- Task prompt -
All entries below are to be returned in full, exactly as they stand.

-=-=-=-=-

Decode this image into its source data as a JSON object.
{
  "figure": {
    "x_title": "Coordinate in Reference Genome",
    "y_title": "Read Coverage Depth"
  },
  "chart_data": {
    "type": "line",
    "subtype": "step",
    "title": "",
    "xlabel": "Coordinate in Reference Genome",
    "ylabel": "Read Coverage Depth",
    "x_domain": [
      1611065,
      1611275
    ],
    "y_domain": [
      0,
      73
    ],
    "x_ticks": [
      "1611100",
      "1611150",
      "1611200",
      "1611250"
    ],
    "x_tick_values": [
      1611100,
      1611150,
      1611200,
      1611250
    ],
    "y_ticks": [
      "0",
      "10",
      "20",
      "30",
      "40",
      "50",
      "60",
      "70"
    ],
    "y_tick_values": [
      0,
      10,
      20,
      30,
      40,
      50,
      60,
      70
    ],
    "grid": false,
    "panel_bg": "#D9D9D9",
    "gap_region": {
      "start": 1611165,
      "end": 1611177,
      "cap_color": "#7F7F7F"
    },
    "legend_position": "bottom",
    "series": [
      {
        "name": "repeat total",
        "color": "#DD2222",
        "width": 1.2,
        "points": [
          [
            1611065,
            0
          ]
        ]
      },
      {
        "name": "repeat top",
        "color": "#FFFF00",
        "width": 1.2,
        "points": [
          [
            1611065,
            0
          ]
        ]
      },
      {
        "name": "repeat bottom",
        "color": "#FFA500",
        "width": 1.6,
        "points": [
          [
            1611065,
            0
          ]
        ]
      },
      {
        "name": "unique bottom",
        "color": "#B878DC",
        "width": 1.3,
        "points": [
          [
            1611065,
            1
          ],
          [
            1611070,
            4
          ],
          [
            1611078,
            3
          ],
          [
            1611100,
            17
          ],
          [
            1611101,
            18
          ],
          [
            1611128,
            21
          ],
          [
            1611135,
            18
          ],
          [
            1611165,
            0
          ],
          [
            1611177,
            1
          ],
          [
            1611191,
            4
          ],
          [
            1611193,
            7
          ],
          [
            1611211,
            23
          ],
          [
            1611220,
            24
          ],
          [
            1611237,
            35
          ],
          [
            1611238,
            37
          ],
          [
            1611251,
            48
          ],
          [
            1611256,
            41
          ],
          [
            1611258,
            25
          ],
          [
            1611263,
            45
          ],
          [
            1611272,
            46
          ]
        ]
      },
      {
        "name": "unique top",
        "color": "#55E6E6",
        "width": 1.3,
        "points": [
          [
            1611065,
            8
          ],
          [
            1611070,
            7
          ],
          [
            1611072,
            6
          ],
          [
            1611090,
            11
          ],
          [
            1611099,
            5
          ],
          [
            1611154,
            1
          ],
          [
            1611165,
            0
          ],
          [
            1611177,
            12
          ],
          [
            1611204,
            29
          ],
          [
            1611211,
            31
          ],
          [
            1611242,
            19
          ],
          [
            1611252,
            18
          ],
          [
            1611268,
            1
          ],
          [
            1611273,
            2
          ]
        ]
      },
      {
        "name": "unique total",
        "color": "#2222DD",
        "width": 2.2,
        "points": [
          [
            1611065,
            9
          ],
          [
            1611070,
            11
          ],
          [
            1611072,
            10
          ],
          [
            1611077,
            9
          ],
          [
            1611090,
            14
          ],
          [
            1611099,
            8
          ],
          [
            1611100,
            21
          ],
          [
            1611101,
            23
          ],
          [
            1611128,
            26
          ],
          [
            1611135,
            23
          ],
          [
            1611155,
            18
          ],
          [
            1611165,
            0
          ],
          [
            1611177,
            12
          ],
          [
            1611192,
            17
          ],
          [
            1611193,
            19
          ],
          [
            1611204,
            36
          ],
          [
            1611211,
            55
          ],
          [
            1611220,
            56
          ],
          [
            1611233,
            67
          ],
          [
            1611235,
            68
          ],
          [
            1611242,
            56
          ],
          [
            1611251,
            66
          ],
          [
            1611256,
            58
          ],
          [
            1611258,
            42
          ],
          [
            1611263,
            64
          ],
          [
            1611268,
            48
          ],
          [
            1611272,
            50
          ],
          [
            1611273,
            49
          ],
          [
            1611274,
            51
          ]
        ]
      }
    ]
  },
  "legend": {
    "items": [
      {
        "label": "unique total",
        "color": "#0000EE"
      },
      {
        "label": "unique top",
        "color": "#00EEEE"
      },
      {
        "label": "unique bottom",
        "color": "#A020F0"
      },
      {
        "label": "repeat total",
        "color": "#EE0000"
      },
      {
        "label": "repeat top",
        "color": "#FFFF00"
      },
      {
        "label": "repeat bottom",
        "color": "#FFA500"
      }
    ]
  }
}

-=-=-=-=-

- Task answer -
Decode this image into its source data as a JSON object.
{
  "figure": {
    "x_title": "Coordinate in Reference Genome",
    "y_title": "Read Coverage Depth"
  },
  "chart_data": {
    "type": "line",
    "subtype": "step",
    "title": "",
    "xlabel": "Coordinate in Reference Genome",
    "ylabel": "Read Coverage Depth",
    "x_domain": [
      1611065,
      1611275
    ],
    "y_domain": [
      0,
      73
    ],
    "x_ticks": [
      "1611100",
      "1611150",
      "1611200",
      "1611250"
    ],
    "x_tick_values": [
      1611100,
      1611150,
      1611200,
      1611250
    ],
    "y_ticks": [
      "0",
      "10",
      "20",
      "30",
      "40",
      "50",
      "60",
      "70"
    ],
    "y_tick_values": [
      0,
      10,
      20,
      30,
      40,
      50,
      60,
      70
    ],
    "grid": false,
    "panel_bg": "#D9D9D9",
    "gap_region": {
      "start": 1611165,
      "end": 1611177,
      "cap_color": "#7F7F7F"
    },
    "legend_position": "bottom",
    "series": [
      {
        "name": "repeat total",
        "color": "#DD2222",
        "width": 1.2,
        "points": [
          [
            1611065,
            0
          ]
        ]
      },
      {
        "name": "repeat top",
        "color": "#FFFF00",
        "width": 1.2,
        "points": [
          [
            1611065,
            0
          ]
        ]
      },
      {
        "name": "repeat bottom",
        "color": "#FFA500",
        "width": 1.6,
        "points": [
          [
            1611065,
            0
          ]
        ]
      },
      {
        "name": "unique bottom",
        "color": "#B878DC",
        "width": 1.3,
        "points": [
          [
            1611065,
            1
          ],
          [
            1611070,
            4
          ],
          [
            1611078,
            3
          ],
          [
            1611100,
            17
          ],
          [
            1611101,
            18
          ],
          [
            1611128,
            21
          ],
          [
            1611135,
            18
          ],
          [
            1611165,
            0
          ],
          [
            1611177,
            1
          ],
          [
            1611191,
            4
          ],
          [
            1611193,
            7
          ],
          [
            1611211,
            23
          ],
          [
            1611220,
            24
          ],
          [
            1611237,
            35
          ],
          [
            1611238,
            37
          ],
          [
            1611251,
            48
          ],
          [
            1611256,
            41
          ],
          [
            1611258,
            25
          ],
          [
            1611263,
            45
          ],
          [
            1611272,
            46
          ]
        ]
      },
      {
        "name": "unique top",
        "color": "#55E6E6",
        "width": 1.3,
        "points": [
          [
            1611065,
            8
          ],
          [
            1611070,
            7
          ],
          [
            1611072,
            6
          ],
          [
            1611090,
            11
          ],
          [
            1611099,
            5
          ],
          [
            1611154,
            1
          ],
          [
            1611165,
            0
          ],
          [
            1611177,
            12
          ],
          [
            1611204,
            29
          ],
          [
            1611211,
            31
          ],
          [
            1611242,
            19
          ],
          [
            1611252,
            18
          ],
          [
            1611268,
            1
          ],
          [
            1611273,
            2
          ]
        ]
      },
      {
        "name": "unique total",
        "color": "#2222DD",
        "width": 2.2,
        "points": [
          [
            1611065,
            9
          ],
          [
            1611070,
            11
          ],
          [
            1611072,
            10
          ],
          [
            1611077,
            9
          ],
          [
            1611090,
            14
          ],
          [
            1611099,
            8
          ],
          [
            1611100,
            21
          ],
          [
            1611101,
            23
          ],
          [
            1611128,
            26
          ],
          [
            1611135,
            23
          ],
          [
            1611155,
            18
          ],
          [
            1611165,
            0
          ],
          [
            1611177,
            12
          ],
          [
            1611192,
            17
          ],
          [
            1611193,
            19
          ],
          [
            1611204,
            36
          ],
          [
            1611211,
            55
          ],
          [
            1611220,
            56
          ],
          [
            1611233,
            67
          ],
          [
            1611235,
            68
          ],
          [
            1611242,
            56
          ],
          [
            1611251,
            66
          ],
          [
            1611256,
            58
          ],
          [
            1611258,
            42
          ],
          [
            1611263,
            64
          ],
          [
            1611268,
            48
          ],
          [
            1611272,
            50
          ],
          [
            1611273,
            49
          ],
          [
            1611274,
            51
          ]
        ]
      }
    ]
  },
  "legend": {
    "items": [
      {
        "label": "unique total",
        "color": "#0000EE"
      },
      {
        "label": "unique top",
        "color": "#00EEEE"
      },
      {
        "label": "unique bottom",
        "color": "#A020F0"
      },
      {
        "label": "repeat total",
        "color": "#EE0000"
      },
      {
        "label": "repeat top",
        "color": "#FFFF00"
      },
      {
        "label": "repeat bottom",
        "color": "#FFA500"
      }
    ]
  }
}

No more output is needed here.